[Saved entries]
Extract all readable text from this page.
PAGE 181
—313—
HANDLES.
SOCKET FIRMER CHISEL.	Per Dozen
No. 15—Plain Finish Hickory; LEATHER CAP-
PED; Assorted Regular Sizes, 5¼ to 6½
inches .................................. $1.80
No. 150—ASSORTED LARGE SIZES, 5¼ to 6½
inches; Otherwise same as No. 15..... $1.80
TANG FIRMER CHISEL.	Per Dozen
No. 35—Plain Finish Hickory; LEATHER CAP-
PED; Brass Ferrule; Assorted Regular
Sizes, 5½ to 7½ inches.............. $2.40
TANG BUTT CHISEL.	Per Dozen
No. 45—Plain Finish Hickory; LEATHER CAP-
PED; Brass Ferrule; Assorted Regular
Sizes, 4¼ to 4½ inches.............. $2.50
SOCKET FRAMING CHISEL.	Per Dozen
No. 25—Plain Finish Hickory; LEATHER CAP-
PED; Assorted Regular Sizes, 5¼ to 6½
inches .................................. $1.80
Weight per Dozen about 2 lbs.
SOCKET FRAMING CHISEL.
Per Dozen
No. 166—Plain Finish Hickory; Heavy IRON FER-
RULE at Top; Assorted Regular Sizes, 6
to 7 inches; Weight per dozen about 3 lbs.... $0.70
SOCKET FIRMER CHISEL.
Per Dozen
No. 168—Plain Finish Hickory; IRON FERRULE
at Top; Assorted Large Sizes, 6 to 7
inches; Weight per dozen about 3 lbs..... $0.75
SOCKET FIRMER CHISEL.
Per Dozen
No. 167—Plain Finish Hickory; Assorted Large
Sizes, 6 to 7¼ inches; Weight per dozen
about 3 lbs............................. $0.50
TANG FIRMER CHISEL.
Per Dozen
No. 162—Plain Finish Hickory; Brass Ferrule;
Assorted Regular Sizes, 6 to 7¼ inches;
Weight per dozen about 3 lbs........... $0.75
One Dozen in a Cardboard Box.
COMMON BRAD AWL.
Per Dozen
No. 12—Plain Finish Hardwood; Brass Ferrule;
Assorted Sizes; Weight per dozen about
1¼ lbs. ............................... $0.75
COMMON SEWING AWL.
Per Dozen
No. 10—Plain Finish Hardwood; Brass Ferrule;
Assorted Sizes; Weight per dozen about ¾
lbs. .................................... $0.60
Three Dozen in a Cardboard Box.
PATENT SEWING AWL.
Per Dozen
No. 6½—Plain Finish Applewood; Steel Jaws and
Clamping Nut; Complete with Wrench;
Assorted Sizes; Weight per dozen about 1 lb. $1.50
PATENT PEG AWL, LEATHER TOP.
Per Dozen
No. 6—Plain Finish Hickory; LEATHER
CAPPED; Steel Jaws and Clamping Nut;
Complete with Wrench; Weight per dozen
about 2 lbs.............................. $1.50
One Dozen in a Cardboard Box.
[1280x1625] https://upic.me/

Problem statement:
Answer with one number: how many lines of the entries above include the word "Brass".

Correct response:
5